▶ _Work to be completed_:
Produce a verbatim copy of the entries listed below.
## start Data shown
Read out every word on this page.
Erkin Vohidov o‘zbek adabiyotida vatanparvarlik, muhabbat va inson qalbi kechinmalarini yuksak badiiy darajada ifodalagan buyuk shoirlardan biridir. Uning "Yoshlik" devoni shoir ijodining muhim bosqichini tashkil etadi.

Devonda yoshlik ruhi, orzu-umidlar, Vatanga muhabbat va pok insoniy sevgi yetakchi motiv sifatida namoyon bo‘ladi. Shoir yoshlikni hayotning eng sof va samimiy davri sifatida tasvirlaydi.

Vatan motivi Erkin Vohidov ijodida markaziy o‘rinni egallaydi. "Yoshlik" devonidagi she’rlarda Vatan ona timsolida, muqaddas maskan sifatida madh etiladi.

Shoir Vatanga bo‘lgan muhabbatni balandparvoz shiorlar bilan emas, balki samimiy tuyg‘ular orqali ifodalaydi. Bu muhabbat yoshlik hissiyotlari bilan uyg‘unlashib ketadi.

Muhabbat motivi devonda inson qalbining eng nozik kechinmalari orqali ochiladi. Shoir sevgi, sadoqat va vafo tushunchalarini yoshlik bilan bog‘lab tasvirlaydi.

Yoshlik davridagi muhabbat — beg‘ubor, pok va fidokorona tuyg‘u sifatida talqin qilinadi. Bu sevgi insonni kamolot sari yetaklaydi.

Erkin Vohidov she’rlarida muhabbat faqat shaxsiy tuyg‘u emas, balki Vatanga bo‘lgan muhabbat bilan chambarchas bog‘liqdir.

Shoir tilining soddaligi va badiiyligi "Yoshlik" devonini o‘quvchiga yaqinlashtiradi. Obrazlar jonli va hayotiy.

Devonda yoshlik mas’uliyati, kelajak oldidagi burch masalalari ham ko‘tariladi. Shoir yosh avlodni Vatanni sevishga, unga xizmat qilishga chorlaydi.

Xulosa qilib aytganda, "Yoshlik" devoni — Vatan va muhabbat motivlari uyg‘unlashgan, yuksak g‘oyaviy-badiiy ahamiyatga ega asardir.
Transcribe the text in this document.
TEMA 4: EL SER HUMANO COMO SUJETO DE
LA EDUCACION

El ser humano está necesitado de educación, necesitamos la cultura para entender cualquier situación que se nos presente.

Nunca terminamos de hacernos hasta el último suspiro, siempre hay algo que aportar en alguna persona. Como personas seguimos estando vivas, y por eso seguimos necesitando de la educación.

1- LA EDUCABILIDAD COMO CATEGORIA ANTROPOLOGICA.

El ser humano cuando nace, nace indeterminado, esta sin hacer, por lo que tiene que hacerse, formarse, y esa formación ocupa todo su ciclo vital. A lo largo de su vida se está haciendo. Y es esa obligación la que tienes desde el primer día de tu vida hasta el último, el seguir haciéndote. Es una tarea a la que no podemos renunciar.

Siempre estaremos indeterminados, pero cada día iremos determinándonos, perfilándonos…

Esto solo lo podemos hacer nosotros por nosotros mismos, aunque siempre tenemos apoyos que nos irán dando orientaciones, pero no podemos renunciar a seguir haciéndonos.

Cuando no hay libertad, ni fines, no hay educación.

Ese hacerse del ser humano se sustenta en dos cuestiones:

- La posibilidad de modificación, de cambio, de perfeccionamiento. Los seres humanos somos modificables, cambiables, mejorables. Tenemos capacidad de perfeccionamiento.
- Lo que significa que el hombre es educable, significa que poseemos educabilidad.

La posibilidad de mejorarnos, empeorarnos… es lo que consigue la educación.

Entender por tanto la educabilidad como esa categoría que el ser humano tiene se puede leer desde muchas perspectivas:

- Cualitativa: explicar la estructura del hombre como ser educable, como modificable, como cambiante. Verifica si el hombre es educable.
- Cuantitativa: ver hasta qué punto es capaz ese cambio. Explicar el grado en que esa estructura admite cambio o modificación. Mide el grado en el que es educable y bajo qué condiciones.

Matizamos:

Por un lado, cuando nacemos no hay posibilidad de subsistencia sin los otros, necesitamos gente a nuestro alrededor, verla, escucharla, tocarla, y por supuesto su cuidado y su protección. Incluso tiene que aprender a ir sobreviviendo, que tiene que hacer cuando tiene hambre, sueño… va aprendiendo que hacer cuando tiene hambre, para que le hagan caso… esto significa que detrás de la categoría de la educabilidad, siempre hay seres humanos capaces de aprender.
## end Data shown
▶ _Output below_:
Read out every word on this page.
Erkin Vohidov o‘zbek adabiyotida vatanparvarlik, muhabbat va inson qalbi kechinmalarini yuksak badiiy darajada ifodalagan buyuk shoirlardan biridir. Uning "Yoshlik" devoni shoir ijodining muhim bosqichini tashkil etadi.

Devonda yoshlik ruhi, orzu-umidlar, Vatanga muhabbat va pok insoniy sevgi yetakchi motiv sifatida namoyon bo‘ladi. Shoir yoshlikni hayotning eng sof va samimiy davri sifatida tasvirlaydi.

Vatan motivi Erkin Vohidov ijodida markaziy o‘rinni egallaydi. "Yoshlik" devonidagi she’rlarda Vatan ona timsolida, muqaddas maskan sifatida madh etiladi.

Shoir Vatanga bo‘lgan muhabbatni balandparvoz shiorlar bilan emas, balki samimiy tuyg‘ular orqali ifodalaydi. Bu muhabbat yoshlik hissiyotlari bilan uyg‘unlashib ketadi.

Muhabbat motivi devonda inson qalbining eng nozik kechinmalari orqali ochiladi. Shoir sevgi, sadoqat va vafo tushunchalarini yoshlik bilan bog‘lab tasvirlaydi.

Yoshlik davridagi muhabbat — beg‘ubor, pok va fidokorona tuyg‘u sifatida talqin qilinadi. Bu sevgi insonni kamolot sari yetaklaydi.

Erkin Vohidov she’rlarida muhabbat faqat shaxsiy tuyg‘u emas, balki Vatanga bo‘lgan muhabbat bilan chambarchas bog‘liqdir.

Shoir tilining soddaligi va badiiyligi "Yoshlik" devonini o‘quvchiga yaqinlashtiradi. Obrazlar jonli va hayotiy.

Devonda yoshlik mas’uliyati, kelajak oldidagi burch masalalari ham ko‘tariladi. Shoir yosh avlodni Vatanni sevishga, unga xizmat qilishga chorlaydi.

Xulosa qilib aytganda, "Yoshlik" devoni — Vatan va muhabbat motivlari uyg‘unlashgan, yuksak g‘oyaviy-badiiy ahamiyatga ega asardir.
Transcribe the text in this document.
TEMA 4: EL SER HUMANO COMO SUJETO DE
LA EDUCACION

El ser humano está necesitado de educación, necesitamos la cultura para entender cualquier situación que se nos presente.

Nunca terminamos de hacernos hasta el último suspiro, siempre hay algo que aportar en alguna persona. Como personas seguimos estando vivas, y por eso seguimos necesitando de la educación.

1- LA EDUCABILIDAD COMO CATEGORIA ANTROPOLOGICA.

El ser humano cuando nace, nace indeterminado, esta sin hacer, por lo que tiene que hacerse, formarse, y esa formación ocupa todo su ciclo vital. A lo largo de su vida se está haciendo. Y es esa obligación la que tienes desde el primer día de tu vida hasta el último, el seguir haciéndote. Es una tarea a la que no podemos renunciar.

Siempre estaremos indeterminados, pero cada día iremos determinándonos, perfilándonos…

Esto solo lo podemos hacer nosotros por nosotros mismos, aunque siempre tenemos apoyos que nos irán dando orientaciones, pero no podemos renunciar a seguir haciéndonos.

Cuando no hay libertad, ni fines, no hay educación.

Ese hacerse del ser humano se sustenta en dos cuestiones:

- La posibilidad de modificación, de cambio, de perfeccionamiento. Los seres humanos somos modificables, cambiables, mejorables. Tenemos capacidad de perfeccionamiento.
- Lo que significa que el hombre es educable, significa que poseemos educabilidad.

La posibilidad de mejorarnos, empeorarnos… es lo que consigue la educación.

Entender por tanto la educabilidad como esa categoría que el ser humano tiene se puede leer desde muchas perspectivas:

- Cualitativa: explicar la estructura del hombre como ser educable, como modificable, como cambiante. Verifica si el hombre es educable.
- Cuantitativa: ver hasta qué punto es capaz ese cambio. Explicar el grado en que esa estructura admite cambio o modificación. Mide el grado en el que es educable y bajo qué condiciones.

Matizamos:

Por un lado, cuando nacemos no hay posibilidad de subsistencia sin los otros, necesitamos gente a nuestro alrededor, verla, escucharla, tocarla, y por supuesto su cuidado y su protección. Incluso tiene que aprender a ir sobreviviendo, que tiene que hacer cuando tiene hambre, sueño… va aprendiendo que hacer cuando tiene hambre, para que le hagan caso… esto significa que detrás de la categoría de la educabilidad, siempre hay seres humanos capaces de aprender.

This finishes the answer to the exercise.